Provided text:
The Canberra Times : Advocates call for Govt to stand firm on refugees
14 October 2009, By James Massola

Refugee groups are calling on the Rudd Government to ”hold the line” as the Opposition continues to press for tougher action to stem the flow of asylum-seekers. The calls came as Prime Minister Kevin Rudd confirmed he had spoken with Indonesian President Susilo Bambang Yudhoyono at the weekend, though he denied he had personally requested Indonesian intervention to stop a boat load of 260 asylum-seekers arriving. The Indonesian Government has denied it was doing Australia’s bidding when it stopped the boat, but acting in the best interests of the region. Mr Rudd would not comment on the specifics of his conversation with Mr Yudhoyono. Indonesian foreign ministry spokesman Teuku Faizasyah said the interception should be seen in the context of regional cooperation and information sharing.

Data segment:
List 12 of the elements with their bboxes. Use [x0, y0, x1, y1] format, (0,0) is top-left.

Your tasks:
**1.** Translate this sentence from the article on refugee advocates into Spanish: "Mr Rudd would not comment on the specifics of his conversation with Mr Yudhoyono."
**2.** Output the stretch of the article on refugee advocates from "The Canberra Times" through "and information sharing.", copied with no changes.
You can leave the listing aside; it isn't needed.

Expected answers:
**1.** El Sr. Rudd no quiso comentar los detalles de su conversación con el Sr. Yudhoyono.

**2.**
The Canberra Times : Advocates call for Govt to stand firm on refugees
14 October 2009, By James Massola

Refugee groups are calling on the Rudd Government to ”hold the line” as the Opposition continues to press for tougher action to stem the flow of asylum-seekers. The calls came as Prime Minister Kevin Rudd confirmed he had spoken with Indonesian President Susilo Bambang Yudhoyono at the weekend, though he denied he had personally requested Indonesian intervention to stop a boat load of 260 asylum-seekers arriving. The Indonesian Government has denied it was doing Australia’s bidding when it stopped the boat, but acting in the best interests of the region. Mr Rudd would not comment on the specifics of his conversation with Mr Yudhoyono. Indonesian foreign ministry spokesman Teuku Faizasyah said the interception should be seen in the context of regional cooperation and information sharing.